(Collected data entries)
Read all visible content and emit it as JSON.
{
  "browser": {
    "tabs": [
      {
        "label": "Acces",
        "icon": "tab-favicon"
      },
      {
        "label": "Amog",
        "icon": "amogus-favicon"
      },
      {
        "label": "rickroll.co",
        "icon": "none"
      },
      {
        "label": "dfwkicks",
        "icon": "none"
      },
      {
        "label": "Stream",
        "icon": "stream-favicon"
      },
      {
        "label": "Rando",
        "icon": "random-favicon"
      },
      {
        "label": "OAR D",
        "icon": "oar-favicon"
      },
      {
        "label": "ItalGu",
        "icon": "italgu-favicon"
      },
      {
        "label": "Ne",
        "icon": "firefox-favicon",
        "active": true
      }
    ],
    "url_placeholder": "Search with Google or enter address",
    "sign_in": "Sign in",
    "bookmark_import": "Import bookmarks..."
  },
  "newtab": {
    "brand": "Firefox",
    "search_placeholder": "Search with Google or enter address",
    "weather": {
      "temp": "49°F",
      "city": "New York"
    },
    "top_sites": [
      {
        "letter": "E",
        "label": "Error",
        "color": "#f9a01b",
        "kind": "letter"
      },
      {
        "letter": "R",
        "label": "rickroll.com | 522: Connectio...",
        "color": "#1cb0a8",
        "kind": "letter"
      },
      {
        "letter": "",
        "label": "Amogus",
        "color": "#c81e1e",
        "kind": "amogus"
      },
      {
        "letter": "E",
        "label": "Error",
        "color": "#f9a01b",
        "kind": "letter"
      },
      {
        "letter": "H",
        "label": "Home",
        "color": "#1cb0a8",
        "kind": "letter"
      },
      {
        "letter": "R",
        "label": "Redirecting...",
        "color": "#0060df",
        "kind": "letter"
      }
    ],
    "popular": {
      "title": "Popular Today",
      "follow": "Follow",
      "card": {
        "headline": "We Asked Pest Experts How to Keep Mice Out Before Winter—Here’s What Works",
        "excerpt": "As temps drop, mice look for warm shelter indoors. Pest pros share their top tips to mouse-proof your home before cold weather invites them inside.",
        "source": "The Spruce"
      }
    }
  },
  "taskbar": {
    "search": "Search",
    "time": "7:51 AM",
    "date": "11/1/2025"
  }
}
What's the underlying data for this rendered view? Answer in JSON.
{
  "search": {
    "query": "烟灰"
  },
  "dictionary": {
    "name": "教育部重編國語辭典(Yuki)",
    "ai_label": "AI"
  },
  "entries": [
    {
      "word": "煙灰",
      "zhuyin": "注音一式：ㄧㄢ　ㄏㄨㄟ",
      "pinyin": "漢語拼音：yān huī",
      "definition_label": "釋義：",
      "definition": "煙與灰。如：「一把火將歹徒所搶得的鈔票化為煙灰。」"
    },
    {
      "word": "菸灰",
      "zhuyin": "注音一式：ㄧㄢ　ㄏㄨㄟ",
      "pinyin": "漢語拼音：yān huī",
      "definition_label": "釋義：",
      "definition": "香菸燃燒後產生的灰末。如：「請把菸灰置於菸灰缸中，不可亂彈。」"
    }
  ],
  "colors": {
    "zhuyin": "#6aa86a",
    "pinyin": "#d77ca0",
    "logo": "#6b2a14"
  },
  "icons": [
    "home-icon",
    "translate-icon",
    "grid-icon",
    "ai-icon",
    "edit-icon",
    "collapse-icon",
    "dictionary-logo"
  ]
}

▶ _Work to do_
Return every line from the records above that holds the word "Pest".

▶ _Output below_
        "headline": "We Asked Pest Experts How to Keep Mice Out Before Winter—Here’s What Works",
        "excerpt": "As temps drop, mice look for warm shelter indoors. Pest pros share their top tips to mouse-proof your home before cold weather invites them inside.",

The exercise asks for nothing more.